## What is asked
Each line below should be reproduced without any alteration.

## Entries provided
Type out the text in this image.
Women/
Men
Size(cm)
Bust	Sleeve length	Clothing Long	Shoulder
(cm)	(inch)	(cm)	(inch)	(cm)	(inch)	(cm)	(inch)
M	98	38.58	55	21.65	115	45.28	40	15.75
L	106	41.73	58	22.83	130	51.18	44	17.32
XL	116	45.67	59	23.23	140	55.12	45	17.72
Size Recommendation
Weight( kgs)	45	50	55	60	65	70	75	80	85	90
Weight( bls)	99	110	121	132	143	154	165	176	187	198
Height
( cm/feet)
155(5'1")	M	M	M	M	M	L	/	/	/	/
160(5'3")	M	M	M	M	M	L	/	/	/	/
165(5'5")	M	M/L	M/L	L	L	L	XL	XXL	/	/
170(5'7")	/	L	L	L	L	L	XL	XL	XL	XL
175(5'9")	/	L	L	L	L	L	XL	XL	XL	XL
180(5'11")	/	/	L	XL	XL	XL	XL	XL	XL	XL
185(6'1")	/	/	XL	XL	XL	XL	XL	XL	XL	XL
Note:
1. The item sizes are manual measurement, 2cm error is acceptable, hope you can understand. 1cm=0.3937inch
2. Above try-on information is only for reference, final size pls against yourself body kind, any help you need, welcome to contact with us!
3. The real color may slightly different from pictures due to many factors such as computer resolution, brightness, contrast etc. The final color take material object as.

## Written response
Type out the text in this image.
Women/
Men
Size(cm)
Bust	Sleeve length	Clothing Long	Shoulder
(cm)	(inch)	(cm)	(inch)	(cm)	(inch)	(cm)	(inch)
M	98	38.58	55	21.65	115	45.28	40	15.75
L	106	41.73	58	22.83	130	51.18	44	17.32
XL	116	45.67	59	23.23	140	55.12	45	17.72
Size Recommendation
Weight( kgs)	45	50	55	60	65	70	75	80	85	90
Weight( bls)	99	110	121	132	143	154	165	176	187	198
Height
( cm/feet)
155(5'1")	M	M	M	M	M	L	/	/	/	/
160(5'3")	M	M	M	M	M	L	/	/	/	/
165(5'5")	M	M/L	M/L	L	L	L	XL	XXL	/	/
170(5'7")	/	L	L	L	L	L	XL	XL	XL	XL
175(5'9")	/	L	L	L	L	L	XL	XL	XL	XL
180(5'11")	/	/	L	XL	XL	XL	XL	XL	XL	XL
185(6'1")	/	/	XL	XL	XL	XL	XL	XL	XL	XL
Note:
1. The item sizes are manual measurement, 2cm error is acceptable, hope you can understand. 1cm=0.3937inch
2. Above try-on information is only for reference, final size pls against yourself body kind, any help you need, welcome to contact with us!
3. The real color may slightly different from pictures due to many factors such as computer resolution, brightness, contrast etc. The final color take material object as.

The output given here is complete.